(EXCERPT PROVIDED)

HTML Parser

Sun Dec 31 11:43:59 EST 2000

When parsing large documents I found this to be much faster.

>>> import re, time
>>> s="xxx<dog a='a'>yyyy"
>>> s1=s*1000000
>>> t1=time.time();res=re.findall("<[^>]*?>", s1);time.time()-t1
45.437000036239624
>>> t1=time.time();res=re.findall("<.*?>", s1);time.time()-t1
82.343999981880188
>>>

Although to my surprise the patched version of _sre.pyd I use inverts these
results.

>>> t1=time.time();res=re.findall("<[^>]*?>", s1);time.time()-t1
75.577999949455261
>>> t1=time.time();res=re.findall("<.*?>", s1);time.time()-t1
49.296999931335449

The patch looks for ".*?" and optimizes out the recursion.

Both versions run much faster using sre than pre.
Here's pre
>>> t1=time.time();res=re.findall("<[^>]*?>", s1);time.time()-t1
83.828999996185303
>>> t1=time.time();res=re.findall("<.*?>", s1);time.time()-t1
123.43700003623962
>>>

--Darrell

"Greg Jorgensen" <gregj at pobox.com> wrote:
> "Greg Jorgensen" <gregj at pobox.com> wrote:
>
> > rx = re.compile('(<.*?>)', re.MULTILINE)
>
> Oops -- that should be:
>
>     rx = re.compile('(<.*?>)', re.DOTALL)
>
> That makes the . match the newlines. You need that because HTML tags can
> span lines.
>

(End EXCERPT PROVIDED)

PROBLEM REQUIREMENTS: Reproduce the forum post on HTML parser regex timings above in full, word for word and line for line.

(PROVIDED INFORMATION)

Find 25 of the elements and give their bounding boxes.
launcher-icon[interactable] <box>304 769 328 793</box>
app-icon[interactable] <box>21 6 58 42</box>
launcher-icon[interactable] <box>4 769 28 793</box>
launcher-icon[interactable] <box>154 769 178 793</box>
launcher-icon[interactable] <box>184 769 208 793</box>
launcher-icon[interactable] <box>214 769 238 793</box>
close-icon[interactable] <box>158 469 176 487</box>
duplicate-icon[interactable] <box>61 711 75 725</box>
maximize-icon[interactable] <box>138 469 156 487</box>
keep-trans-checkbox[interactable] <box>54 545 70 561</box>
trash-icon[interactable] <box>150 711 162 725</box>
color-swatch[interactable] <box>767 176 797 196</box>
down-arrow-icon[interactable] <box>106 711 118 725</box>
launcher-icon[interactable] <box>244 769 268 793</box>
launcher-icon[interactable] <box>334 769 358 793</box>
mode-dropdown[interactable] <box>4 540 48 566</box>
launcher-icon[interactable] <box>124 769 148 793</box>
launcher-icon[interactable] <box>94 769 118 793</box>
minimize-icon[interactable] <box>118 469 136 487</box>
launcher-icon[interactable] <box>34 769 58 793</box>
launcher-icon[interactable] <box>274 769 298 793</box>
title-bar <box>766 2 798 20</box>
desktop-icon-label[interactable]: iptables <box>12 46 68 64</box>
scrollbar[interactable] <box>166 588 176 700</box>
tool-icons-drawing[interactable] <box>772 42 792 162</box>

(End PROVIDED INFORMATION)

ANSWER BOX:
HTML Parser

Sun Dec 31 11:43:59 EST 2000

When parsing large documents I found this to be much faster.

>>> import re, time
>>> s="xxx<dog a='a'>yyyy"
>>> s1=s*1000000
>>> t1=time.time();res=re.findall("<[^>]*?>", s1);time.time()-t1
45.437000036239624
>>> t1=time.time();res=re.findall("<.*?>", s1);time.time()-t1
82.343999981880188
>>>

Although to my surprise the patched version of _sre.pyd I use inverts these
results.

>>> t1=time.time();res=re.findall("<[^>]*?>", s1);time.time()-t1
75.577999949455261
>>> t1=time.time();res=re.findall("<.*?>", s1);time.time()-t1
49.296999931335449

The patch looks for ".*?" and optimizes out the recursion.

Both versions run much faster using sre than pre.
Here's pre
>>> t1=time.time();res=re.findall("<[^>]*?>", s1);time.time()-t1
83.828999996185303
>>> t1=time.time();res=re.findall("<.*?>", s1);time.time()-t1
123.43700003623962
>>>

--Darrell

"Greg Jorgensen" <gregj at pobox.com> wrote:
> "Greg Jorgensen" <gregj at pobox.com> wrote:
>
> > rx = re.compile('(<.*?>)', re.MULTILINE)
>
> Oops -- that should be:
>
>     rx = re.compile('(<.*?>)', re.DOTALL)
>
> That makes the . match the newlines. You need that because HTML tags can
> span lines.
>